DATA PROVIDED
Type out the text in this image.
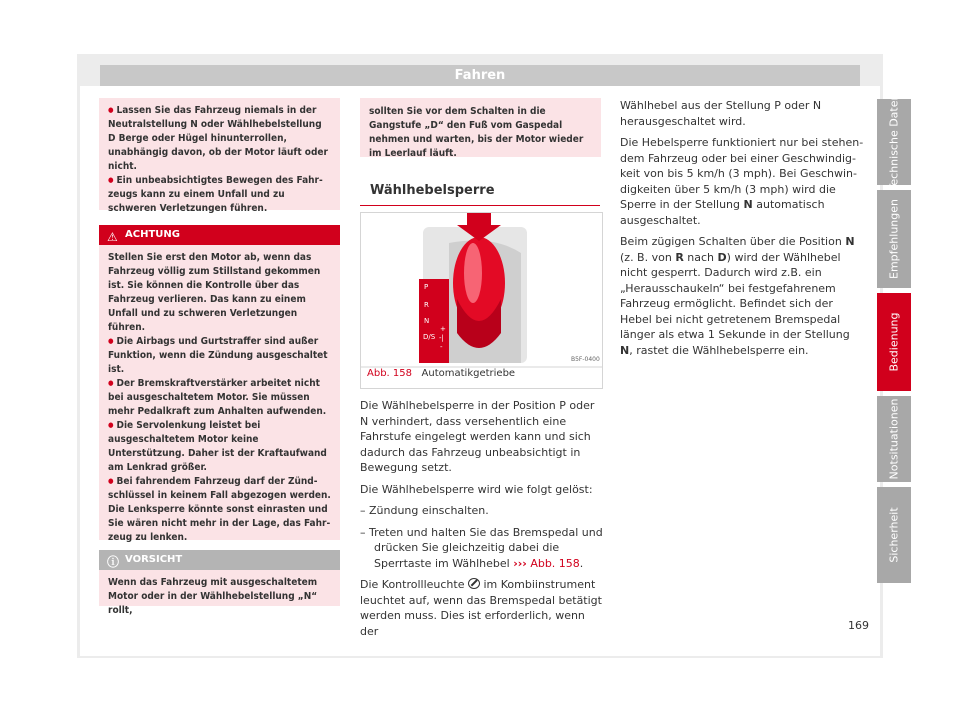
Fahren

● Lassen Sie das Fahrzeug niemals in der Neutralstellung N oder Wählhebelstellung D Berge oder Hügel hinunterrollen, unabhängig davon, ob der Motor läuft oder nicht.

● Ein unbeabsichtigtes Bewegen des Fahrzeugs kann zu einem Unfall und zu schweren Verletzungen führen.

⚠ ACHTUNG

Stellen Sie erst den Motor ab, wenn das Fahrzeug völlig zum Stillstand gekommen ist. Sie können die Kontrolle über das Fahrzeug verlieren. Das kann zu einem Unfall und zu schweren Verletzungen führen.

● Die Airbags und Gurtstraffer sind außer Funktion, wenn die Zündung ausgeschaltet ist.

● Der Bremskraftverstärker arbeitet nicht bei ausgeschaltetem Motor. Sie müssen mehr Pedalkraft zum Anhalten aufwenden.

● Die Servolenkung leistet bei ausgeschaltetem Motor keine Unterstützung. Daher ist der Kraftaufwand am Lenkrad größer.

● Bei fahrendem Fahrzeug darf der Zündschlüssel in keinem Fall abgezogen werden. Die Lenksperre könnte sonst einrasten und Sie wären nicht mehr in der Lage, das Fahrzeug zu lenken.

ⓘ VORSICHT

Wenn das Fahrzeug mit ausgeschaltetem Motor oder in der Wählhebelstellung „N“ rollt,

sollten Sie vor dem Schalten in die Gangstufe „D“ den Fuß vom Gaspedal nehmen und warten, bis der Motor wieder im Leerlauf läuft.

Wählhebelsperre
P
R
N
D/S
+
-|
-
B5F-0400
Abb. 158 Automatikgetriebe

Die Wählhebelsperre in der Position P oder N verhindert, dass versehentlich eine Fahrstufe eingelegt werden kann und sich dadurch das Fahrzeug unbeabsichtigt in Bewegung setzt.

Die Wählhebelsperre wird wie folgt gelöst:

– Zündung einschalten.

– Treten und halten Sie das Bremspedal und drücken Sie gleichzeitig dabei die Sperrtaste im Wählhebel ››› Abb. 158.

Die Kontrollleuchte im Kombiinstrument leuchtet auf, wenn das Bremspedal betätigt werden muss. Dies ist erforderlich, wenn der

Wählhebel aus der Stellung P oder N herausgeschaltet wird.

Die Hebelsperre funktioniert nur bei stehendem Fahrzeug oder bei einer Geschwindigkeit von bis 5 km/h (3 mph). Bei Geschwindigkeiten über 5 km/h (3 mph) wird die Sperre in der Stellung N automatisch ausgeschaltet.

Beim zügigen Schalten über die Position N (z. B. von R nach D) wird der Wählhebel nicht gesperrt. Dadurch wird z.B. ein „Herausschaukeln“ bei festgefahrenem Fahrzeug ermöglicht. Befindet sich der Hebel bei nicht getretenem Bremspedal länger als etwa 1 Sekunde in der Stellung N, rastet die Wählhebelsperre ein.

Technische Daten
Empfehlungen
Bedienung
Notsituationen
Sicherheit
169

GIVEN PROBLEM
Quote the records in their entirety, keeping the wording exact and excluding pictures.

FINAL RESULT
Type out the text in this image.
Fahren

● Lassen Sie das Fahrzeug niemals in der Neutralstellung N oder Wählhebelstellung D Berge oder Hügel hinunterrollen, unabhängig davon, ob der Motor läuft oder nicht.

● Ein unbeabsichtigtes Bewegen des Fahrzeugs kann zu einem Unfall und zu schweren Verletzungen führen.

⚠ ACHTUNG

Stellen Sie erst den Motor ab, wenn das Fahrzeug völlig zum Stillstand gekommen ist. Sie können die Kontrolle über das Fahrzeug verlieren. Das kann zu einem Unfall und zu schweren Verletzungen führen.

● Die Airbags und Gurtstraffer sind außer Funktion, wenn die Zündung ausgeschaltet ist.

● Der Bremskraftverstärker arbeitet nicht bei ausgeschaltetem Motor. Sie müssen mehr Pedalkraft zum Anhalten aufwenden.

● Die Servolenkung leistet bei ausgeschaltetem Motor keine Unterstützung. Daher ist der Kraftaufwand am Lenkrad größer.

● Bei fahrendem Fahrzeug darf der Zündschlüssel in keinem Fall abgezogen werden. Die Lenksperre könnte sonst einrasten und Sie wären nicht mehr in der Lage, das Fahrzeug zu lenken.

ⓘ VORSICHT

Wenn das Fahrzeug mit ausgeschaltetem Motor oder in der Wählhebelstellung „N“ rollt,

sollten Sie vor dem Schalten in die Gangstufe „D“ den Fuß vom Gaspedal nehmen und warten, bis der Motor wieder im Leerlauf läuft.

Wählhebelsperre
P
R
N
D/S
+
-|
-
B5F-0400
Abb. 158 Automatikgetriebe

Die Wählhebelsperre in der Position P oder N verhindert, dass versehentlich eine Fahrstufe eingelegt werden kann und sich dadurch das Fahrzeug unbeabsichtigt in Bewegung setzt.

Die Wählhebelsperre wird wie folgt gelöst:

– Zündung einschalten.

– Treten und halten Sie das Bremspedal und drücken Sie gleichzeitig dabei die Sperrtaste im Wählhebel ››› Abb. 158.

Die Kontrollleuchte im Kombiinstrument leuchtet auf, wenn das Bremspedal betätigt werden muss. Dies ist erforderlich, wenn der

Wählhebel aus der Stellung P oder N herausgeschaltet wird.

Die Hebelsperre funktioniert nur bei stehendem Fahrzeug oder bei einer Geschwindigkeit von bis 5 km/h (3 mph). Bei Geschwindigkeiten über 5 km/h (3 mph) wird die Sperre in der Stellung N automatisch ausgeschaltet.

Beim zügigen Schalten über die Position N (z. B. von R nach D) wird der Wählhebel nicht gesperrt. Dadurch wird z.B. ein „Herausschaukeln“ bei festgefahrenem Fahrzeug ermöglicht. Befindet sich der Hebel bei nicht getretenem Bremspedal länger als etwa 1 Sekunde in der Stellung N, rastet die Wählhebelsperre ein.

Technische Daten
Empfehlungen
Bedienung
Notsituationen
Sicherheit
169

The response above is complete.